● WHAT THIS TASK INVOLVES:
Locate the string "tail" throughout the material and copy every line in which it occurs.

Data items
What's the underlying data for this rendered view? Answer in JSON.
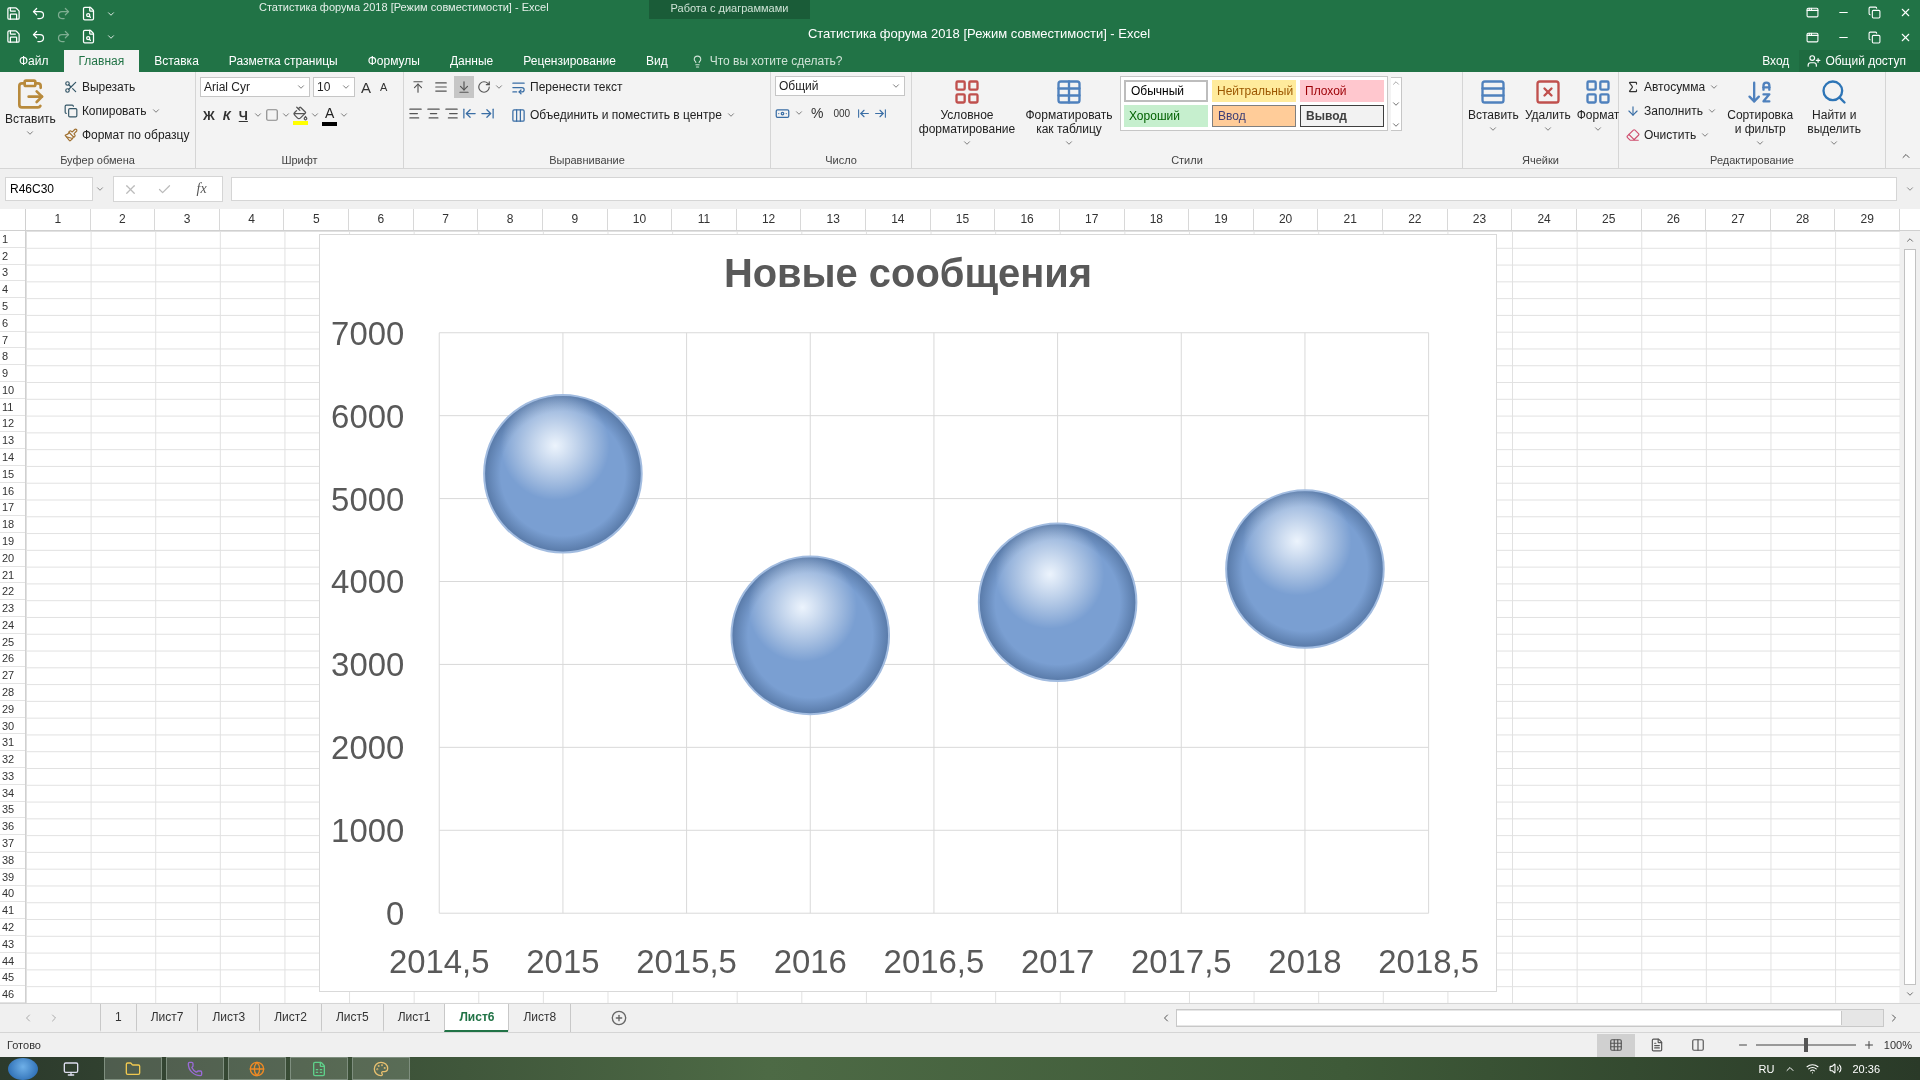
{
  "title_bar": {
    "ghost_title": "Статистика форума 2018  [Режим совместимости] - Excel",
    "context_tab": "Работа с диаграммами",
    "title": "Статистика форума 2018  [Режим совместимости] - Excel"
  },
  "menu_tabs": [
    {
      "label": "Файл",
      "selected": false
    },
    {
      "label": "Главная",
      "selected": true
    },
    {
      "label": "Вставка",
      "selected": false
    },
    {
      "label": "Разметка страницы",
      "selected": false
    },
    {
      "label": "Формулы",
      "selected": false
    },
    {
      "label": "Данные",
      "selected": false
    },
    {
      "label": "Рецензирование",
      "selected": false
    },
    {
      "label": "Вид",
      "selected": false
    }
  ],
  "tell_me": {
    "placeholder": "Что вы хотите сделать?"
  },
  "account": {
    "sign_in": "Вход",
    "share": "Общий доступ"
  },
  "ribbon": {
    "clipboard": {
      "paste": "Вставить",
      "cut": "Вырезать",
      "copy": "Копировать",
      "format_painter": "Формат по образцу",
      "label": "Буфер обмена"
    },
    "font": {
      "name": "Arial Cyr",
      "size": "10",
      "grow": "A",
      "shrink": "A",
      "bold": "Ж",
      "italic": "К",
      "underline": "Ч",
      "font_color": "A",
      "label": "Шрифт"
    },
    "alignment": {
      "vertical": [
        {
          "kind": "top",
          "selected": false
        },
        {
          "kind": "middle",
          "selected": false
        },
        {
          "kind": "bottom",
          "selected": true
        }
      ],
      "wrap": "Перенести текст",
      "merge": "Объединить и поместить в центре",
      "label": "Выравнивание"
    },
    "number": {
      "format": "Общий",
      "percent": "%",
      "thousands": "000",
      "label": "Число"
    },
    "styles": {
      "conditional": "Условное форматирование",
      "format_table": "Форматировать как таблицу",
      "cells": [
        {
          "kind": "normal",
          "label": "Обычный"
        },
        {
          "kind": "neutral",
          "label": "Нейтральный"
        },
        {
          "kind": "bad",
          "label": "Плохой"
        },
        {
          "kind": "good",
          "label": "Хороший"
        },
        {
          "kind": "input",
          "label": "Ввод"
        },
        {
          "kind": "output",
          "label": "Вывод"
        }
      ],
      "label": "Стили"
    },
    "cells": {
      "buttons": [
        "Вставить",
        "Удалить",
        "Формат"
      ],
      "label": "Ячейки"
    },
    "editing": {
      "autosum": "Автосумма",
      "fill": "Заполнить",
      "clear": "Очистить",
      "sort": "Сортировка и фильтр",
      "find": "Найти и выделить",
      "label": "Редактирование"
    }
  },
  "formula_bar": {
    "name_box": "R46C30",
    "function_label": "fx"
  },
  "column_headers": [
    "1",
    "2",
    "3",
    "4",
    "5",
    "6",
    "7",
    "8",
    "9",
    "10",
    "11",
    "12",
    "13",
    "14",
    "15",
    "16",
    "17",
    "18",
    "19",
    "20",
    "21",
    "22",
    "23",
    "24",
    "25",
    "26",
    "27",
    "28",
    "29"
  ],
  "row_headers": [
    "1",
    "2",
    "3",
    "4",
    "5",
    "6",
    "7",
    "8",
    "9",
    "10",
    "11",
    "12",
    "13",
    "14",
    "15",
    "16",
    "17",
    "18",
    "19",
    "20",
    "21",
    "22",
    "23",
    "24",
    "25",
    "26",
    "27",
    "28",
    "29",
    "30",
    "31",
    "32",
    "33",
    "34",
    "35",
    "36",
    "37",
    "38",
    "39",
    "40",
    "41",
    "42",
    "43",
    "44",
    "45",
    "46"
  ],
  "chart": {
    "chart_data": {
      "type": "scatter",
      "title": "Новые сообщения",
      "x": [
        2015,
        2016,
        2017,
        2018
      ],
      "series": [
        {
          "color": "#7a9fd2",
          "values": [
            5300,
            3350,
            3750,
            4150
          ]
        }
      ],
      "xlim": [
        2014.5,
        2018.5
      ],
      "ylim": [
        0,
        7000
      ],
      "xticks": [
        {
          "value": 2014.5,
          "label": "2014,5"
        },
        {
          "value": 2015,
          "label": "2015"
        },
        {
          "value": 2015.5,
          "label": "2015,5"
        },
        {
          "value": 2016,
          "label": "2016"
        },
        {
          "value": 2016.5,
          "label": "2016,5"
        },
        {
          "value": 2017,
          "label": "2017"
        },
        {
          "value": 2017.5,
          "label": "2017,5"
        },
        {
          "value": 2018,
          "label": "2018"
        },
        {
          "value": 2018.5,
          "label": "2018,5"
        }
      ],
      "yticks": [
        0,
        1000,
        2000,
        3000,
        4000,
        5000,
        6000,
        7000
      ],
      "grid": true
    }
  },
  "sheet_tabs": [
    {
      "label": "1",
      "selected": false
    },
    {
      "label": "Лист7",
      "selected": false
    },
    {
      "label": "Лист3",
      "selected": false
    },
    {
      "label": "Лист2",
      "selected": false
    },
    {
      "label": "Лист5",
      "selected": false
    },
    {
      "label": "Лист1",
      "selected": false
    },
    {
      "label": "Лист6",
      "selected": true
    },
    {
      "label": "Лист8",
      "selected": false
    }
  ],
  "status_bar": {
    "status": "Готово",
    "views": [
      {
        "kind": "normal",
        "selected": true
      },
      {
        "kind": "page_layout",
        "selected": false
      },
      {
        "kind": "page_break",
        "selected": false
      }
    ],
    "zoom": {
      "level": 0.5
    },
    "zoom_label": "100%"
  },
  "taskbar": {
    "language": "RU",
    "time": "20:36"
  }
}
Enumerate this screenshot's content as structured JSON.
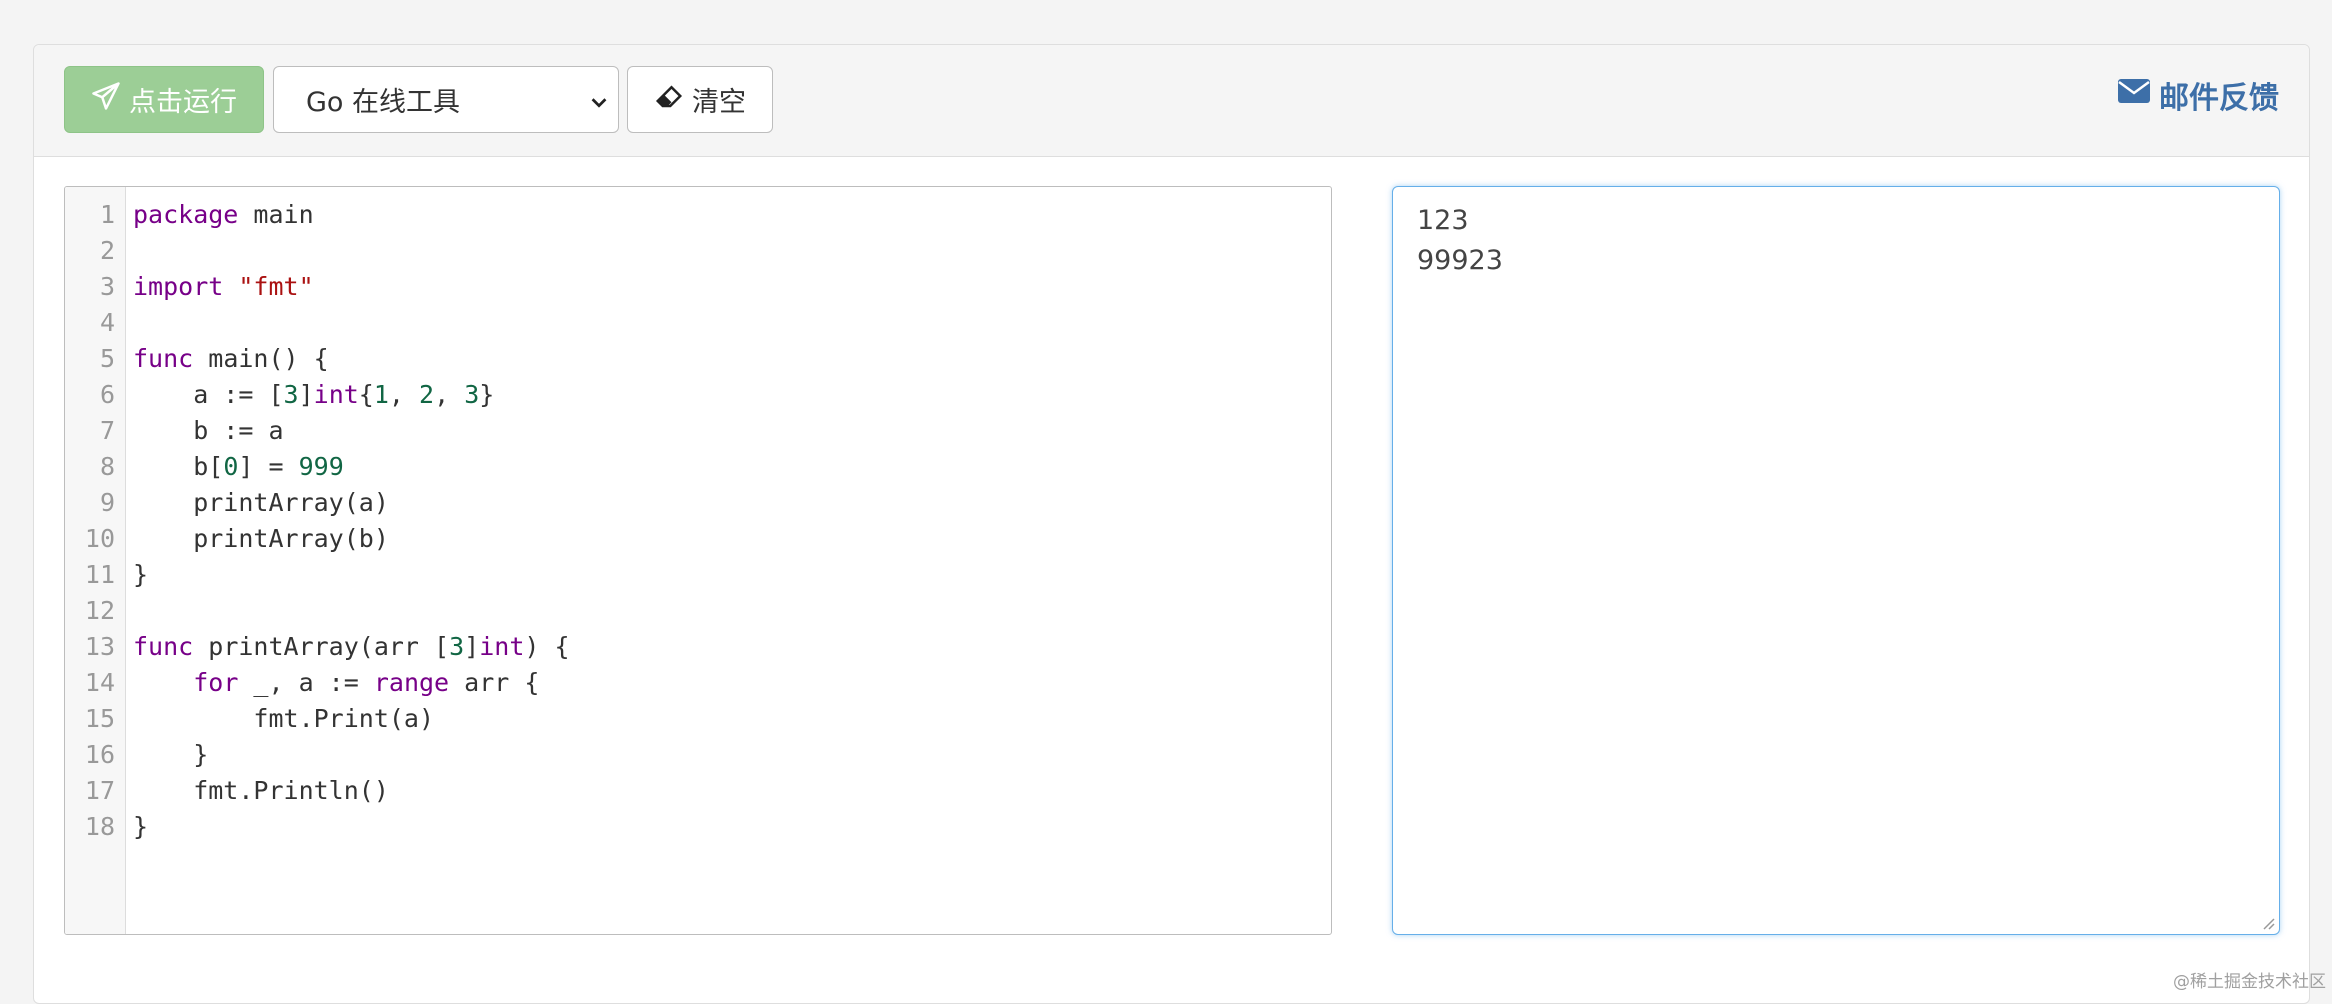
{
  "toolbar": {
    "run_label": "点击运行",
    "language_selected": "Go 在线工具",
    "clear_label": "清空",
    "feedback_label": "邮件反馈"
  },
  "editor": {
    "lines": [
      {
        "num": "1",
        "code": "package main"
      },
      {
        "num": "2",
        "code": ""
      },
      {
        "num": "3",
        "code": "import \"fmt\""
      },
      {
        "num": "4",
        "code": ""
      },
      {
        "num": "5",
        "code": "func main() {"
      },
      {
        "num": "6",
        "code": "    a := [3]int{1, 2, 3}"
      },
      {
        "num": "7",
        "code": "    b := a"
      },
      {
        "num": "8",
        "code": "    b[0] = 999"
      },
      {
        "num": "9",
        "code": "    printArray(a)"
      },
      {
        "num": "10",
        "code": "    printArray(b)"
      },
      {
        "num": "11",
        "code": "}"
      },
      {
        "num": "12",
        "code": ""
      },
      {
        "num": "13",
        "code": "func printArray(arr [3]int) {"
      },
      {
        "num": "14",
        "code": "    for _, a := range arr {"
      },
      {
        "num": "15",
        "code": "        fmt.Print(a)"
      },
      {
        "num": "16",
        "code": "    }"
      },
      {
        "num": "17",
        "code": "    fmt.Println()"
      },
      {
        "num": "18",
        "code": "}"
      }
    ]
  },
  "output": {
    "lines": [
      "123",
      "99923"
    ]
  },
  "watermark": "@稀土掘金技术社区",
  "colors": {
    "run_button": "#9cce96",
    "feedback_link": "#3d6fa8",
    "output_focus_border": "#66afe9",
    "keyword": "#770088",
    "string": "#aa1111",
    "number": "#116644"
  },
  "icons": {
    "run": "paper-plane-icon",
    "clear": "eraser-icon",
    "feedback": "envelope-icon",
    "select": "chevron-down-icon"
  }
}
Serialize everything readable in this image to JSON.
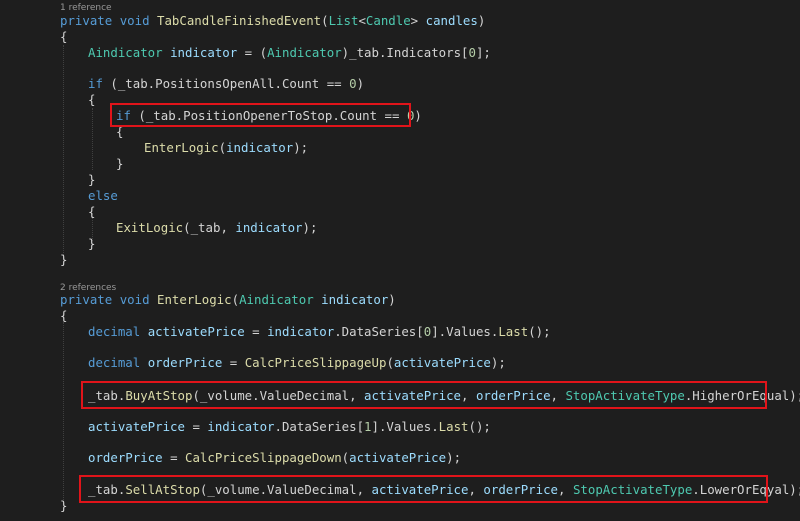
{
  "hints": {
    "ref1": "1 reference",
    "ref2": "2 references"
  },
  "code": {
    "m1": {
      "private": "private",
      "void": "void",
      "name": "TabCandleFinishedEvent",
      "open": "(",
      "list": "List",
      "lt": "<",
      "candle": "Candle",
      "gt": ">",
      "param": "candles",
      "close": ")"
    },
    "brace_open": "{",
    "brace_close": "}",
    "l_ind": {
      "type": "Aindicator",
      "var": "indicator",
      "eq": " = (",
      "type2": "Aindicator",
      "rest": ")_tab.Indicators[",
      "zero": "0",
      "end": "];"
    },
    "l_if1": {
      "kw": "if",
      "pre": " (_tab.PositionsOpenAll.Count == ",
      "zero": "0",
      "end": ")"
    },
    "l_if2": {
      "kw": "if",
      "pre": " (_tab.PositionOpenerToStop.Count == ",
      "zero": "0",
      "end": ")"
    },
    "l_enter_call": {
      "fn": "EnterLogic",
      "open": "(",
      "arg": "indicator",
      "end": ");"
    },
    "else": "else",
    "l_exit_call": {
      "fn": "ExitLogic",
      "open": "(_tab, ",
      "arg": "indicator",
      "end": ");"
    },
    "m2": {
      "private": "private",
      "void": "void",
      "name": "EnterLogic",
      "open": "(",
      "type": "Aindicator",
      "param": "indicator",
      "close": ")"
    },
    "l_act1": {
      "type": "decimal",
      "var": "activatePrice",
      "eq": " = ",
      "ind": "indicator",
      "mid": ".DataSeries[",
      "num": "0",
      "tail": "].Values.",
      "fn": "Last",
      "end": "();"
    },
    "l_ord1": {
      "type": "decimal",
      "var": "orderPrice",
      "eq": " = ",
      "fn": "CalcPriceSlippageUp",
      "open": "(",
      "arg": "activatePrice",
      "end": ");"
    },
    "l_buy": {
      "pre": "_tab.",
      "fn": "BuyAtStop",
      "open": "(_volume.ValueDecimal, ",
      "a1": "activatePrice",
      "c1": ", ",
      "a2": "orderPrice",
      "c2": ", ",
      "ty": "StopActivateType",
      "tail": ".HigherOrEqual);"
    },
    "l_act2": {
      "var": "activatePrice",
      "eq": " = ",
      "ind": "indicator",
      "mid": ".DataSeries[",
      "num": "1",
      "tail": "].Values.",
      "fn": "Last",
      "end": "();"
    },
    "l_ord2": {
      "var": "orderPrice",
      "eq": " = ",
      "fn": "CalcPriceSlippageDown",
      "open": "(",
      "arg": "activatePrice",
      "end": ");"
    },
    "l_sell": {
      "pre": "_tab.",
      "fn": "SellAtStop",
      "open": "(_volume.ValueDecimal, ",
      "a1": "activatePrice",
      "c1": ", ",
      "a2": "orderPrice",
      "c2": ", ",
      "ty": "StopActivateType",
      "tail": ".LowerOrEqyal);"
    }
  }
}
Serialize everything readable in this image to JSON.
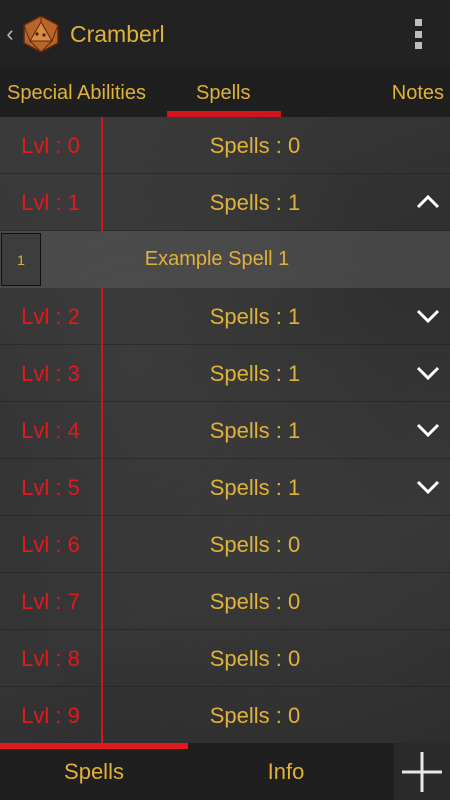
{
  "app": {
    "title": "Cramberl",
    "up_icon": "chevron-left-icon",
    "app_icon": "d20-dice-icon",
    "overflow_icon": "overflow-menu-icon"
  },
  "tabs": [
    {
      "label": "Special Abilities",
      "selected": false
    },
    {
      "label": "Spells",
      "selected": true
    },
    {
      "label": "Notes",
      "selected": false
    }
  ],
  "levels": [
    {
      "level": "Lvl : 0",
      "spells": "Spells : 0",
      "chevron": null
    },
    {
      "level": "Lvl : 1",
      "spells": "Spells : 1",
      "chevron": "chevron-up-icon",
      "expanded": true
    },
    {
      "level": "Lvl : 2",
      "spells": "Spells : 1",
      "chevron": "chevron-down-icon"
    },
    {
      "level": "Lvl : 3",
      "spells": "Spells : 1",
      "chevron": "chevron-down-icon"
    },
    {
      "level": "Lvl : 4",
      "spells": "Spells : 1",
      "chevron": "chevron-down-icon"
    },
    {
      "level": "Lvl : 5",
      "spells": "Spells : 1",
      "chevron": "chevron-down-icon"
    },
    {
      "level": "Lvl : 6",
      "spells": "Spells : 0",
      "chevron": null
    },
    {
      "level": "Lvl : 7",
      "spells": "Spells : 0",
      "chevron": null
    },
    {
      "level": "Lvl : 8",
      "spells": "Spells : 0",
      "chevron": null
    },
    {
      "level": "Lvl : 9",
      "spells": "Spells : 0",
      "chevron": null
    }
  ],
  "expanded_spell": {
    "number": "1",
    "name": "Example Spell 1"
  },
  "bottom_tabs": [
    {
      "label": "Spells",
      "selected": true
    },
    {
      "label": "Info",
      "selected": false
    }
  ],
  "add_button_icon": "plus-icon",
  "colors": {
    "accent_red": "#d3141b",
    "text_gold": "#e0b23a",
    "level_red": "#e3191e",
    "bar_bg": "#1f1f1f"
  }
}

● CORRECT OUTPUT:
      "tail": "].Values.",
      "tail": ".HigherOrEqual);"
      "tail": "].Values.",
      "tail": ".LowerOrEqyal);"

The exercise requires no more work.